Task description
Reproduce all of the listing below without alteration.
───── Provided material ─────
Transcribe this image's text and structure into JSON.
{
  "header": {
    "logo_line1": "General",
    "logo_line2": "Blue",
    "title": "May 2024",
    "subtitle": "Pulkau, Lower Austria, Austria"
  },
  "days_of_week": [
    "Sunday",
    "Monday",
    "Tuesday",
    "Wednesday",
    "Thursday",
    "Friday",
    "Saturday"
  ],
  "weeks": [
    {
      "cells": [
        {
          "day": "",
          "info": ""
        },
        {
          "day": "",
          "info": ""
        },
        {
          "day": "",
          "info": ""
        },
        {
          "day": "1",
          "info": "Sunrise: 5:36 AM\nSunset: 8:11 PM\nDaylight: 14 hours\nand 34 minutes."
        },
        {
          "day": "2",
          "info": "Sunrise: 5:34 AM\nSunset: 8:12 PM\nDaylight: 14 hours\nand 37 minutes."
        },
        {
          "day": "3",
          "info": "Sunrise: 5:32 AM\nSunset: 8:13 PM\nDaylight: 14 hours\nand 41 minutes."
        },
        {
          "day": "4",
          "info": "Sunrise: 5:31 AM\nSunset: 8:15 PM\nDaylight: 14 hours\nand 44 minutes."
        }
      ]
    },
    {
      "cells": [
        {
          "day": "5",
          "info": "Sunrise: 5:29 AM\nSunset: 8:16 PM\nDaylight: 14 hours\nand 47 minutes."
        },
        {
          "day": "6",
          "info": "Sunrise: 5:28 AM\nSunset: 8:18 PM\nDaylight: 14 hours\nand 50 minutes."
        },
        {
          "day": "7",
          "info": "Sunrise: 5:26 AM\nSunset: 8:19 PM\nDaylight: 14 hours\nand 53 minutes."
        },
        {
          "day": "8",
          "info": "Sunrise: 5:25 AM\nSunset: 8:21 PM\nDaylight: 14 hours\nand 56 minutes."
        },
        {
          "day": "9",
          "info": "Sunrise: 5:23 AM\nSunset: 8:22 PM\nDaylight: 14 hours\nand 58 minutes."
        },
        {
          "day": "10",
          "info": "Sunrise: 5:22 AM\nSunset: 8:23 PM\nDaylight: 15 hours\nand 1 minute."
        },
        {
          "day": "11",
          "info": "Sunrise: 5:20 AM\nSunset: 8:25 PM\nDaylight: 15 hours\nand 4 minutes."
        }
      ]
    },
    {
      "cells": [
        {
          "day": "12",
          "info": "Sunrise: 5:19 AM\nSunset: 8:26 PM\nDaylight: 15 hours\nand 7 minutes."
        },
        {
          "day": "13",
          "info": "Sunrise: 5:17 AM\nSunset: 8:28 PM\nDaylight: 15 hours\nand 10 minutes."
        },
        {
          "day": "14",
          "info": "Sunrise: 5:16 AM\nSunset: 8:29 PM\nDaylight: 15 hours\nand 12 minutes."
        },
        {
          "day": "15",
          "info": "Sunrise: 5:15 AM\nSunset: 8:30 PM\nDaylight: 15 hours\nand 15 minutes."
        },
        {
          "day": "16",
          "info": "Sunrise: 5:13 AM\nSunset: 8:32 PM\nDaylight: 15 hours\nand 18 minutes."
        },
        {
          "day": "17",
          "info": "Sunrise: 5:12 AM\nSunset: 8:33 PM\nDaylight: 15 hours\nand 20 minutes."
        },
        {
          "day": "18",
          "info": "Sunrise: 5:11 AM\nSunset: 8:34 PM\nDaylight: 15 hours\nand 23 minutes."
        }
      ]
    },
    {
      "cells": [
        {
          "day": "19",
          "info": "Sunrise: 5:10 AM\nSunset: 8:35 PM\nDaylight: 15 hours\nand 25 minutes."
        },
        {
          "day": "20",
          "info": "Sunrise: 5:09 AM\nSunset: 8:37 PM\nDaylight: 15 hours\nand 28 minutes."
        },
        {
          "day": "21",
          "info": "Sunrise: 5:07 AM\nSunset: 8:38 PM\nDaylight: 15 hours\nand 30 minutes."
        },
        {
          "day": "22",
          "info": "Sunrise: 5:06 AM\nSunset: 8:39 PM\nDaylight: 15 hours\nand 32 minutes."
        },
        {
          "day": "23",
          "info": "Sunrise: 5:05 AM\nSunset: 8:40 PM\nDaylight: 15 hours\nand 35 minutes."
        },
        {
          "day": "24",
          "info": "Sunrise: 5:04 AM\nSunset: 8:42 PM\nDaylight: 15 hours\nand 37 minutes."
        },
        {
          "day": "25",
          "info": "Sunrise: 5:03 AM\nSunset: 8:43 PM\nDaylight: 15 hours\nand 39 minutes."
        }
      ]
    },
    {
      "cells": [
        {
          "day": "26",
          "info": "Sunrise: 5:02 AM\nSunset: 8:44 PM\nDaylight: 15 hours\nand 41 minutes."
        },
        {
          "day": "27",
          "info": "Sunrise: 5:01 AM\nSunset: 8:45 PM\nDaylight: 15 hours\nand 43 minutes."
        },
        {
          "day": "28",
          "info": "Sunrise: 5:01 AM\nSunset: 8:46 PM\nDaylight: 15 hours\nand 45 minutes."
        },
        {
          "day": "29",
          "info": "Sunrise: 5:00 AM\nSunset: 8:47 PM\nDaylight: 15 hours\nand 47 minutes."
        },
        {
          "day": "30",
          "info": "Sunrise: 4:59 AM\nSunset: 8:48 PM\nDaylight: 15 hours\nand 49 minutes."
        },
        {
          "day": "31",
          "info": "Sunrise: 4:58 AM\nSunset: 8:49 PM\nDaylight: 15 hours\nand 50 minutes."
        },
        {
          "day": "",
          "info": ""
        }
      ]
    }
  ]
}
─────
Task result
Transcribe this image's text and structure into JSON.
{
  "header": {
    "logo_line1": "General",
    "logo_line2": "Blue",
    "title": "May 2024",
    "subtitle": "Pulkau, Lower Austria, Austria"
  },
  "days_of_week": [
    "Sunday",
    "Monday",
    "Tuesday",
    "Wednesday",
    "Thursday",
    "Friday",
    "Saturday"
  ],
  "weeks": [
    {
      "cells": [
        {
          "day": "",
          "info": ""
        },
        {
          "day": "",
          "info": ""
        },
        {
          "day": "",
          "info": ""
        },
        {
          "day": "1",
          "info": "Sunrise: 5:36 AM\nSunset: 8:11 PM\nDaylight: 14 hours\nand 34 minutes."
        },
        {
          "day": "2",
          "info": "Sunrise: 5:34 AM\nSunset: 8:12 PM\nDaylight: 14 hours\nand 37 minutes."
        },
        {
          "day": "3",
          "info": "Sunrise: 5:32 AM\nSunset: 8:13 PM\nDaylight: 14 hours\nand 41 minutes."
        },
        {
          "day": "4",
          "info": "Sunrise: 5:31 AM\nSunset: 8:15 PM\nDaylight: 14 hours\nand 44 minutes."
        }
      ]
    },
    {
      "cells": [
        {
          "day": "5",
          "info": "Sunrise: 5:29 AM\nSunset: 8:16 PM\nDaylight: 14 hours\nand 47 minutes."
        },
        {
          "day": "6",
          "info": "Sunrise: 5:28 AM\nSunset: 8:18 PM\nDaylight: 14 hours\nand 50 minutes."
        },
        {
          "day": "7",
          "info": "Sunrise: 5:26 AM\nSunset: 8:19 PM\nDaylight: 14 hours\nand 53 minutes."
        },
        {
          "day": "8",
          "info": "Sunrise: 5:25 AM\nSunset: 8:21 PM\nDaylight: 14 hours\nand 56 minutes."
        },
        {
          "day": "9",
          "info": "Sunrise: 5:23 AM\nSunset: 8:22 PM\nDaylight: 14 hours\nand 58 minutes."
        },
        {
          "day": "10",
          "info": "Sunrise: 5:22 AM\nSunset: 8:23 PM\nDaylight: 15 hours\nand 1 minute."
        },
        {
          "day": "11",
          "info": "Sunrise: 5:20 AM\nSunset: 8:25 PM\nDaylight: 15 hours\nand 4 minutes."
        }
      ]
    },
    {
      "cells": [
        {
          "day": "12",
          "info": "Sunrise: 5:19 AM\nSunset: 8:26 PM\nDaylight: 15 hours\nand 7 minutes."
        },
        {
          "day": "13",
          "info": "Sunrise: 5:17 AM\nSunset: 8:28 PM\nDaylight: 15 hours\nand 10 minutes."
        },
        {
          "day": "14",
          "info": "Sunrise: 5:16 AM\nSunset: 8:29 PM\nDaylight: 15 hours\nand 12 minutes."
        },
        {
          "day": "15",
          "info": "Sunrise: 5:15 AM\nSunset: 8:30 PM\nDaylight: 15 hours\nand 15 minutes."
        },
        {
          "day": "16",
          "info": "Sunrise: 5:13 AM\nSunset: 8:32 PM\nDaylight: 15 hours\nand 18 minutes."
        },
        {
          "day": "17",
          "info": "Sunrise: 5:12 AM\nSunset: 8:33 PM\nDaylight: 15 hours\nand 20 minutes."
        },
        {
          "day": "18",
          "info": "Sunrise: 5:11 AM\nSunset: 8:34 PM\nDaylight: 15 hours\nand 23 minutes."
        }
      ]
    },
    {
      "cells": [
        {
          "day": "19",
          "info": "Sunrise: 5:10 AM\nSunset: 8:35 PM\nDaylight: 15 hours\nand 25 minutes."
        },
        {
          "day": "20",
          "info": "Sunrise: 5:09 AM\nSunset: 8:37 PM\nDaylight: 15 hours\nand 28 minutes."
        },
        {
          "day": "21",
          "info": "Sunrise: 5:07 AM\nSunset: 8:38 PM\nDaylight: 15 hours\nand 30 minutes."
        },
        {
          "day": "22",
          "info": "Sunrise: 5:06 AM\nSunset: 8:39 PM\nDaylight: 15 hours\nand 32 minutes."
        },
        {
          "day": "23",
          "info": "Sunrise: 5:05 AM\nSunset: 8:40 PM\nDaylight: 15 hours\nand 35 minutes."
        },
        {
          "day": "24",
          "info": "Sunrise: 5:04 AM\nSunset: 8:42 PM\nDaylight: 15 hours\nand 37 minutes."
        },
        {
          "day": "25",
          "info": "Sunrise: 5:03 AM\nSunset: 8:43 PM\nDaylight: 15 hours\nand 39 minutes."
        }
      ]
    },
    {
      "cells": [
        {
          "day": "26",
          "info": "Sunrise: 5:02 AM\nSunset: 8:44 PM\nDaylight: 15 hours\nand 41 minutes."
        },
        {
          "day": "27",
          "info": "Sunrise: 5:01 AM\nSunset: 8:45 PM\nDaylight: 15 hours\nand 43 minutes."
        },
        {
          "day": "28",
          "info": "Sunrise: 5:01 AM\nSunset: 8:46 PM\nDaylight: 15 hours\nand 45 minutes."
        },
        {
          "day": "29",
          "info": "Sunrise: 5:00 AM\nSunset: 8:47 PM\nDaylight: 15 hours\nand 47 minutes."
        },
        {
          "day": "30",
          "info": "Sunrise: 4:59 AM\nSunset: 8:48 PM\nDaylight: 15 hours\nand 49 minutes."
        },
        {
          "day": "31",
          "info": "Sunrise: 4:58 AM\nSunset: 8:49 PM\nDaylight: 15 hours\nand 50 minutes."
        },
        {
          "day": "",
          "info": ""
        }
      ]
    }
  ]
}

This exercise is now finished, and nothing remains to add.